• [Brief] Find each line with the word "accident" and say how many there are, nothing else.

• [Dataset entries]
··········
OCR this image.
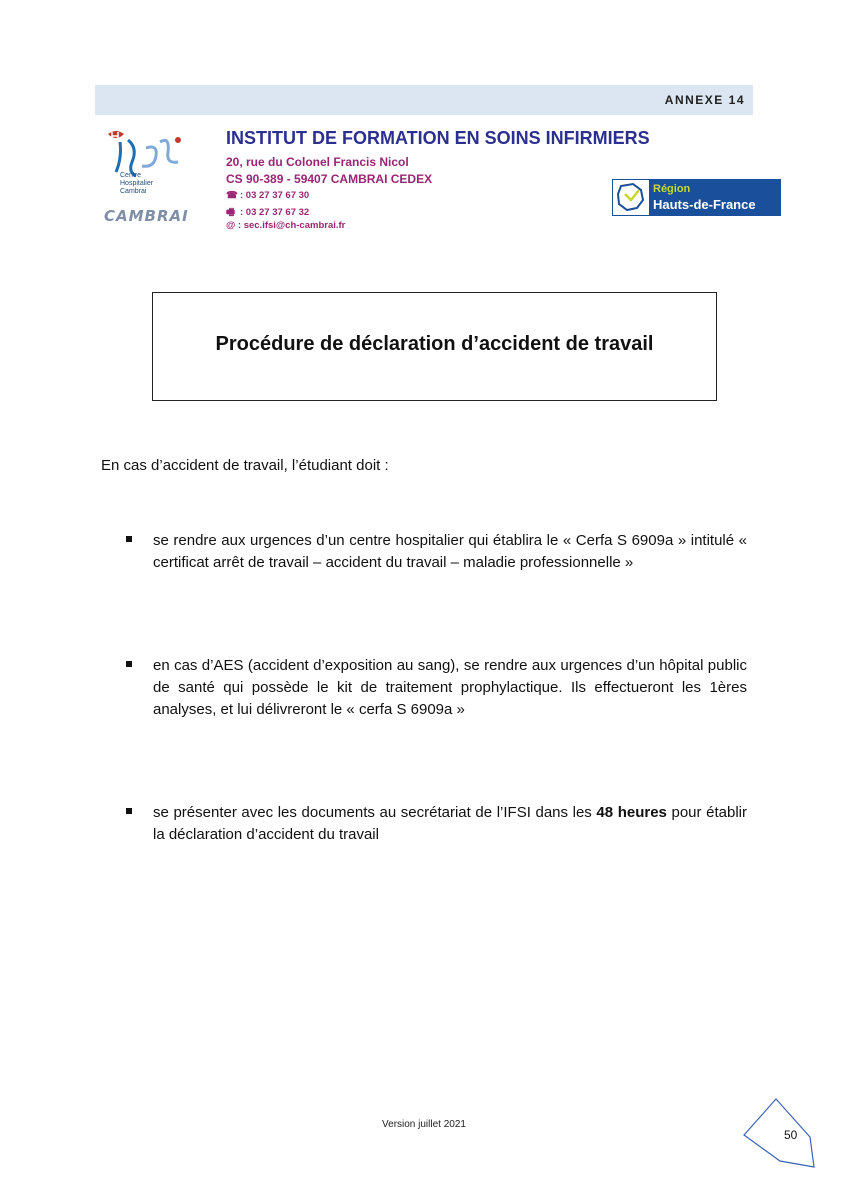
ANNEXE 14
Centre
Hospitalier
Cambrai
CAMBRAI
INSTITUT DE FORMATION EN SOINS INFIRMIERS
20, rue du Colonel Francis Nicol
CS 90-389 - 59407 CAMBRAI CEDEX
☎ : 03 27 37 67 30
🖷 : 03 27 37 67 32
@ : sec.ifsi@ch-cambrai.fr
Région
Hauts-de-France
Procédure de déclaration d’accident de travail
En cas d’accident de travail, l’étudiant doit :
se rendre aux urgences d’un centre hospitalier qui établira le « Cerfa S 6909a » intitulé « certificat arrêt de travail – accident du travail – maladie professionnelle »
en cas d’AES (accident d’exposition au sang), se rendre aux urgences d’un hôpital public de santé qui possède le kit de traitement prophylactique. Ils effectueront les 1ères analyses, et lui délivreront le « cerfa S 6909a »
se présenter avec les documents au secrétariat de l’IFSI dans les 48 heures pour établir la déclaration d’accident du travail
Version juillet 2021
50
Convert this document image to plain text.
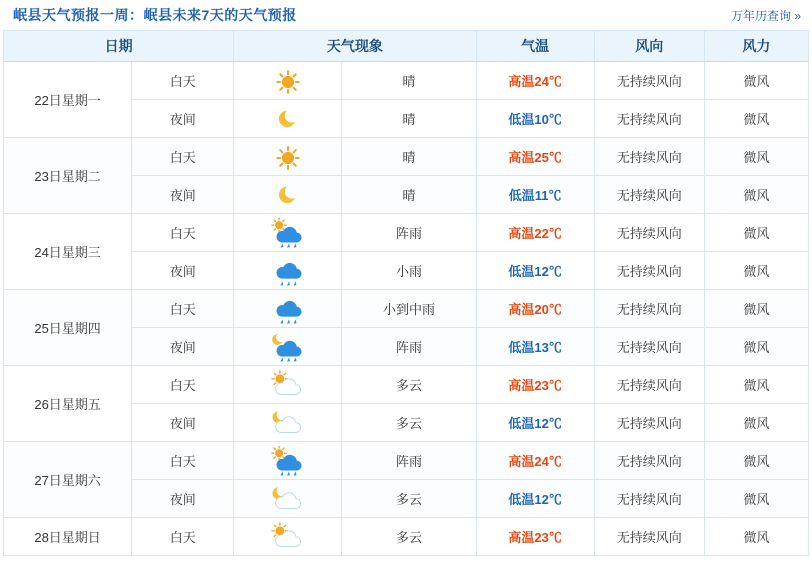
岷县天气预报一周：岷县未来7天的天气预报	万年历查询 »
日期		天气现象		气温	风向	风力
22日星期一	白天		晴	高温24℃	无持续风向	微风
	夜间		晴	低温10℃	无持续风向	微风
23日星期二	白天		晴	高温25℃	无持续风向	微风
	夜间		晴	低温11℃	无持续风向	微风
24日星期三	白天		阵雨	高温22℃	无持续风向	微风
	夜间		小雨	低温12℃	无持续风向	微风
25日星期四	白天		小到中雨	高温20℃	无持续风向	微风
	夜间		阵雨	低温13℃	无持续风向	微风
26日星期五	白天		多云	高温23℃	无持续风向	微风
	夜间		多云	低温12℃	无持续风向	微风
27日星期六	白天		阵雨	高温24℃	无持续风向	微风
	夜间		多云	低温12℃	无持续风向	微风
28日星期日	白天		多云	高温23℃	无持续风向	微风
··········
• [Answer] 5